- **Instruction**
Repeat the data word for word. Do not include the pictures.

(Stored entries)
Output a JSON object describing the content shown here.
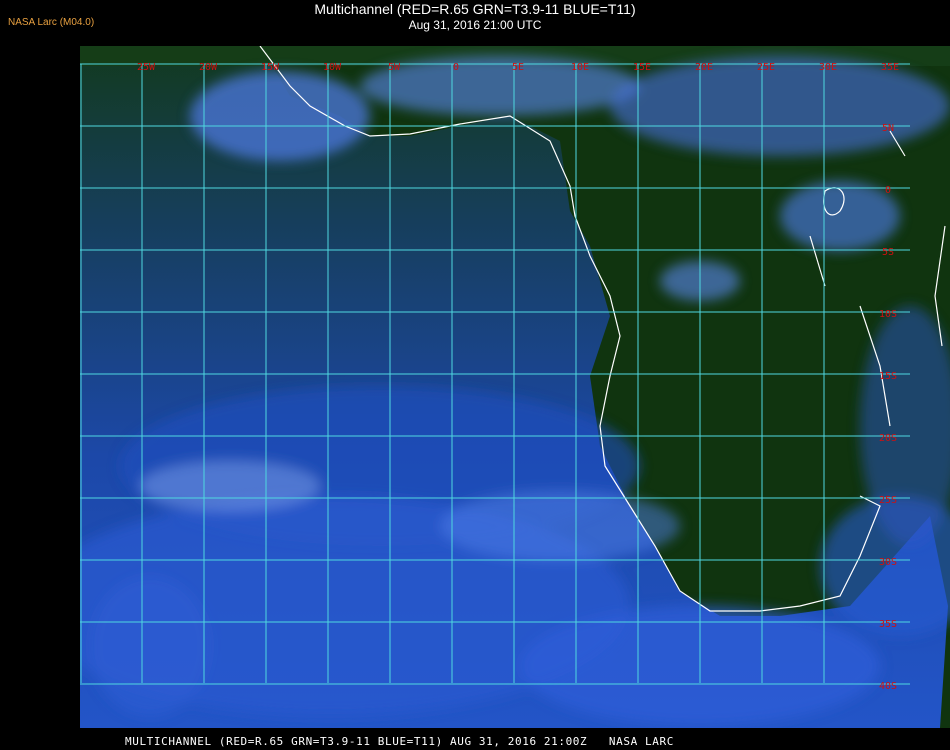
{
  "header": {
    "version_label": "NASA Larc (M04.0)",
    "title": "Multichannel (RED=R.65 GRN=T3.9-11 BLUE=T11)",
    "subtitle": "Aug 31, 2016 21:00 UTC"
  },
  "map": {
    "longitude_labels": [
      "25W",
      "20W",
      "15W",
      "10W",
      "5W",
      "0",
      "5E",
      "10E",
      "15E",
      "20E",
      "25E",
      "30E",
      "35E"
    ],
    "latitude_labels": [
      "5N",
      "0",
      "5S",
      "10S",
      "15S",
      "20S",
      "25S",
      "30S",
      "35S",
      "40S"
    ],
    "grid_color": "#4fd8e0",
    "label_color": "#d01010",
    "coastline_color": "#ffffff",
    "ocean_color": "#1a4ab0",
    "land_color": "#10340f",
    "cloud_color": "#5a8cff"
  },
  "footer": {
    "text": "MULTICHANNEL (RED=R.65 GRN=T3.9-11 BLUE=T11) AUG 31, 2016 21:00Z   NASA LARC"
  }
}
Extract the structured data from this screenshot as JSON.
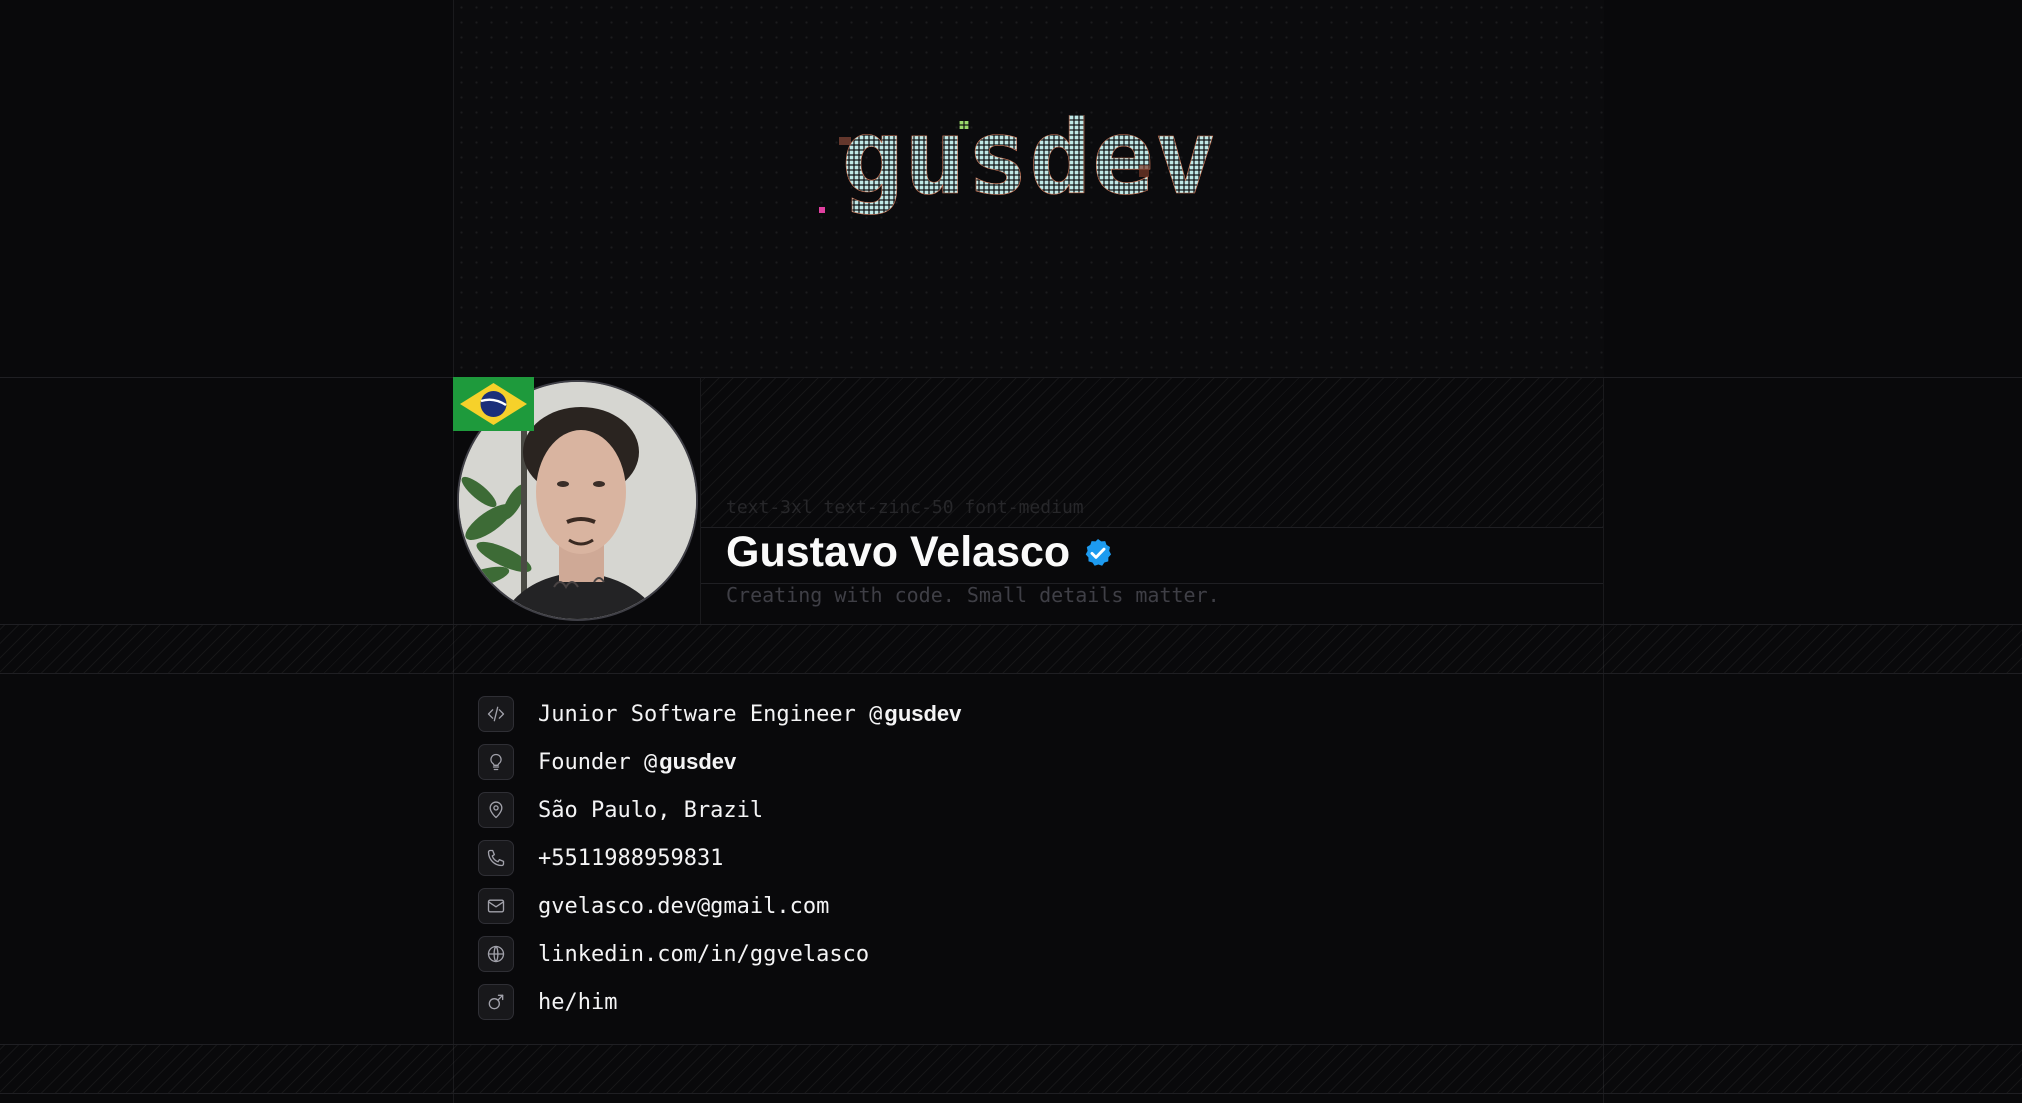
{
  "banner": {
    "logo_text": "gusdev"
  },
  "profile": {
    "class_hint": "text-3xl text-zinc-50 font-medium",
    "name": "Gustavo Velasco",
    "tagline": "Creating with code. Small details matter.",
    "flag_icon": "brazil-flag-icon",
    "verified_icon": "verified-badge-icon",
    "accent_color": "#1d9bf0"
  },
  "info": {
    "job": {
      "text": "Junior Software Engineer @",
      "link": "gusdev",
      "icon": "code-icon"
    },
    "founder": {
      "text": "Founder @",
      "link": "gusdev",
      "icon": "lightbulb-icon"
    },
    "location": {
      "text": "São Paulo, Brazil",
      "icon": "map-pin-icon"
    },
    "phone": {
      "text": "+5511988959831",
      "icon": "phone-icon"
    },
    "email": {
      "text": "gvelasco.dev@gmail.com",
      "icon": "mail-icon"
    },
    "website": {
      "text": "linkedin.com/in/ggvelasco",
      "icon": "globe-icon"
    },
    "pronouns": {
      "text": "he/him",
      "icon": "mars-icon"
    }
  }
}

- **Answer to the problem**
Output a JSON object describing the content shown here.
{
  "header": {
    "version_label": "NASA Larc (M04.0)",
    "title": "Multichannel (RED=R.65 GRN=T3.9-11 BLUE=T11)",
    "subtitle": "Aug 31, 2016 21:00 UTC"
  },
  "map": {
    "longitude_labels": [
      "25W",
      "20W",
      "15W",
      "10W",
      "5W",
      "0",
      "5E",
      "10E",
      "15E",
      "20E",
      "25E",
      "30E",
      "35E"
    ],
    "latitude_labels": [
      "5N",
      "0",
      "5S",
      "10S",
      "15S",
      "20S",
      "25S",
      "30S",
      "35S",
      "40S"
    ],
    "grid_color": "#4fd8e0",
    "label_color": "#d01010",
    "coastline_color": "#ffffff",
    "ocean_color": "#1a4ab0",
    "land_color": "#10340f",
    "cloud_color": "#5a8cff"
  },
  "footer": {
    "text": "MULTICHANNEL (RED=R.65 GRN=T3.9-11 BLUE=T11) AUG 31, 2016 21:00Z   NASA LARC"
  }
}
Extract the structured data from this screenshot as JSON.
{
  "banner": {
    "logo_text": "gusdev"
  },
  "profile": {
    "class_hint": "text-3xl text-zinc-50 font-medium",
    "name": "Gustavo Velasco",
    "tagline": "Creating with code. Small details matter.",
    "flag_icon": "brazil-flag-icon",
    "verified_icon": "verified-badge-icon",
    "accent_color": "#1d9bf0"
  },
  "info": {
    "job": {
      "text": "Junior Software Engineer @",
      "link": "gusdev",
      "icon": "code-icon"
    },
    "founder": {
      "text": "Founder @",
      "link": "gusdev",
      "icon": "lightbulb-icon"
    },
    "location": {
      "text": "São Paulo, Brazil",
      "icon": "map-pin-icon"
    },
    "phone": {
      "text": "+5511988959831",
      "icon": "phone-icon"
    },
    "email": {
      "text": "gvelasco.dev@gmail.com",
      "icon": "mail-icon"
    },
    "website": {
      "text": "linkedin.com/in/ggvelasco",
      "icon": "globe-icon"
    },
    "pronouns": {
      "text": "he/him",
      "icon": "mars-icon"
    }
  }
}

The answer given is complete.